> LIST OF TASKS:
- 1) Decide whether each statement agrees with the object detection text, and answer yes or no with the deciding words of that text quoted exactly: (a) The algorithm relies on YOLACT to find objects in images. (b) A 3D volume is an accepted input. (c) Label images are always exported.
- 2) Write the next part of the object detection text, picking up right after its final sentence.
STUDY TEXT: Begin
Object Detection
The algorithm uses YOLACT [1] to detect objects in images. The model is assumed to be traced using ImFusion scripts.
1- Bolya, Daniel, Chong Zhou, Fanyi Xiao, and Yong Jae Lee. “Yolact: Real-time instance segmentation.” In Proceedings of the IEEE/CVF international conference on computer vision, pp. 9157-9166. 2019.
Input
A 2D RGB image set or an RGB video stream.
Output
The input images are annotated with detection bounding boxes, classes, instance number and detection scores. Optionally label images containing the class id and instance id of the detected objects are exported.
STUDY TEXT: End
PROVIDED DATA: Begin
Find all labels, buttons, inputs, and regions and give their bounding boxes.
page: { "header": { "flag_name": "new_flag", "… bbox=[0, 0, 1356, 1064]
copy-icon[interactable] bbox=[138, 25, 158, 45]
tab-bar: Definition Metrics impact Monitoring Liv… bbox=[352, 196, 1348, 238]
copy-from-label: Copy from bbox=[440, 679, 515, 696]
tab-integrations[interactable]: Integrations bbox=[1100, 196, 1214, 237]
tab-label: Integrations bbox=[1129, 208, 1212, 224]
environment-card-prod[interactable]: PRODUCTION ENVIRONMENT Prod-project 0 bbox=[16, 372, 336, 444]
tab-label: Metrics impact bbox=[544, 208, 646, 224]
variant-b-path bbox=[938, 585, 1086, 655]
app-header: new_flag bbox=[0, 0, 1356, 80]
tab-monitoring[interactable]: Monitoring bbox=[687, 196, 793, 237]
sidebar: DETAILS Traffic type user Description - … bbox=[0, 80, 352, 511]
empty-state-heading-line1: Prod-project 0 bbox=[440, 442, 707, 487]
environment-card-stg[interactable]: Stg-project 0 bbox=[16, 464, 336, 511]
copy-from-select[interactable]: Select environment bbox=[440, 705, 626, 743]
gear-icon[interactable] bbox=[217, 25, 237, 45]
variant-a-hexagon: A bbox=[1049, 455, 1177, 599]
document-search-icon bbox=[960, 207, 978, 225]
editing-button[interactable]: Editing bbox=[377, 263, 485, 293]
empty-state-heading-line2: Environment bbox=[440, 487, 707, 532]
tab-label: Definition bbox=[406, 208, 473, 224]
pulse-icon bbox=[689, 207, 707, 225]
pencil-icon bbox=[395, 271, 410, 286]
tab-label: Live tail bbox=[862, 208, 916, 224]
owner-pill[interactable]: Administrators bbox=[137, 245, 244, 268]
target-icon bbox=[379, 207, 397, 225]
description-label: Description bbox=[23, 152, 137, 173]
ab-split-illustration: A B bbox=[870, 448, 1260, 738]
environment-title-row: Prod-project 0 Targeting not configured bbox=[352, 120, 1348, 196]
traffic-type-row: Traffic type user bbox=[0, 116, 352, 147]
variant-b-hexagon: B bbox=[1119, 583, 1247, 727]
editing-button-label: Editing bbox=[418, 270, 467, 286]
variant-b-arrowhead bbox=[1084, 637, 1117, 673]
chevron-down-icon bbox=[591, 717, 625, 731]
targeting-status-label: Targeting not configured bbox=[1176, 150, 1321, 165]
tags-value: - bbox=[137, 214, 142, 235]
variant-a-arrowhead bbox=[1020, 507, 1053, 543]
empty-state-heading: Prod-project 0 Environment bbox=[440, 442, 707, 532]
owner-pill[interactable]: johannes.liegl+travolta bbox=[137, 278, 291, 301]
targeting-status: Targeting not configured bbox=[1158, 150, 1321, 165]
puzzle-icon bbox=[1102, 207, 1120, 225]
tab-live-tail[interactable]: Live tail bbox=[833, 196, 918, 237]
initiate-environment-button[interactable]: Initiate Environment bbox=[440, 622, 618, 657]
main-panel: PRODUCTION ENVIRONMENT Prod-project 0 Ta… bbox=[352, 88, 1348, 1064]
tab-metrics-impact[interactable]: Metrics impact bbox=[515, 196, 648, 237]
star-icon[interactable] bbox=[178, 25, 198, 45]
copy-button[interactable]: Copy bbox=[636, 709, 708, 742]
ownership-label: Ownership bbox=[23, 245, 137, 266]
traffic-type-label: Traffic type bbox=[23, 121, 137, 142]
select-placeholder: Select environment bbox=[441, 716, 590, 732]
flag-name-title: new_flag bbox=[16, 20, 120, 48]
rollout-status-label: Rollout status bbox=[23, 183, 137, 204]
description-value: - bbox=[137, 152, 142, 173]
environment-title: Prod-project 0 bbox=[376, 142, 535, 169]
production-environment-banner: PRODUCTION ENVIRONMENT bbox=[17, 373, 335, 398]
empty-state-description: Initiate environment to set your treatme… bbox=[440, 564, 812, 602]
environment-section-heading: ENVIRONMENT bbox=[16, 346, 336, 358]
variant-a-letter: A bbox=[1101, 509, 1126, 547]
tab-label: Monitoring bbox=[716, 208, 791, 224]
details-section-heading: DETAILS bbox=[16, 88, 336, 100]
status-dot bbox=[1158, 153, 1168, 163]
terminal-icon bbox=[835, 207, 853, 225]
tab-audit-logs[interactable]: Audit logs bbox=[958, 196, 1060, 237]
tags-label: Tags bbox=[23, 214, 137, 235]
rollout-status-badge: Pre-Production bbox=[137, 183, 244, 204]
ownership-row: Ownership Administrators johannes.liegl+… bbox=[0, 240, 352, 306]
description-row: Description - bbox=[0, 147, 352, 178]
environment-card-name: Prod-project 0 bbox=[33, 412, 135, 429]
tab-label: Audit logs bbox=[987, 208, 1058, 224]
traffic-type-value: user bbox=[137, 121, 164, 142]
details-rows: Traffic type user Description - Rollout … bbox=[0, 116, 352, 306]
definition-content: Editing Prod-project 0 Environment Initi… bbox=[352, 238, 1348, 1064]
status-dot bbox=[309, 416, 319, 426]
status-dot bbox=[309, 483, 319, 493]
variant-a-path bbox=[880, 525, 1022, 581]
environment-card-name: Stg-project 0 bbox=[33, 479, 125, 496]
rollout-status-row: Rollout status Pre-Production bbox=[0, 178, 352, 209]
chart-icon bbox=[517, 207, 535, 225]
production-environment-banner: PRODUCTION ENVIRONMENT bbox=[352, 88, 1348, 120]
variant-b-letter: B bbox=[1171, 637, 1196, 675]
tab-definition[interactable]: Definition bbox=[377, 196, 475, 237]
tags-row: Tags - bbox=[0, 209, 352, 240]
PROVIDED DATA: End
> EXPECTED OUTPUTS:
- 1)
(a) Yes: "The algorithm uses YOLACT [1] to detect objects in images."
(b) No: "A 2D RGB image set or an RGB video stream."
(c) No: "Optionally label images containing the class id and instance id of the detected objects are exported."

- 2)
Description
The following configuration options are possible:
Path to model config file: ImFusion machine learning model config file path
Non-maximum suppression threshold: Non-maximum suppression threshold
Confidence threshold: Confidence threshold for mask priors
Score threshold: Score threshold for final detections
Max instances: Maximum number of instances to consider
Max instances per class: Maximum number of instances per class to consider
Class names: Class names, separated by spaces; assumed to be in the same order as the class ids
Input size: Size of the input image; this value must be equal to the value in the ImFusion machine learning model config file
Export label images: If checked, the class and instance label images will be exported. Currently not supported for video streams.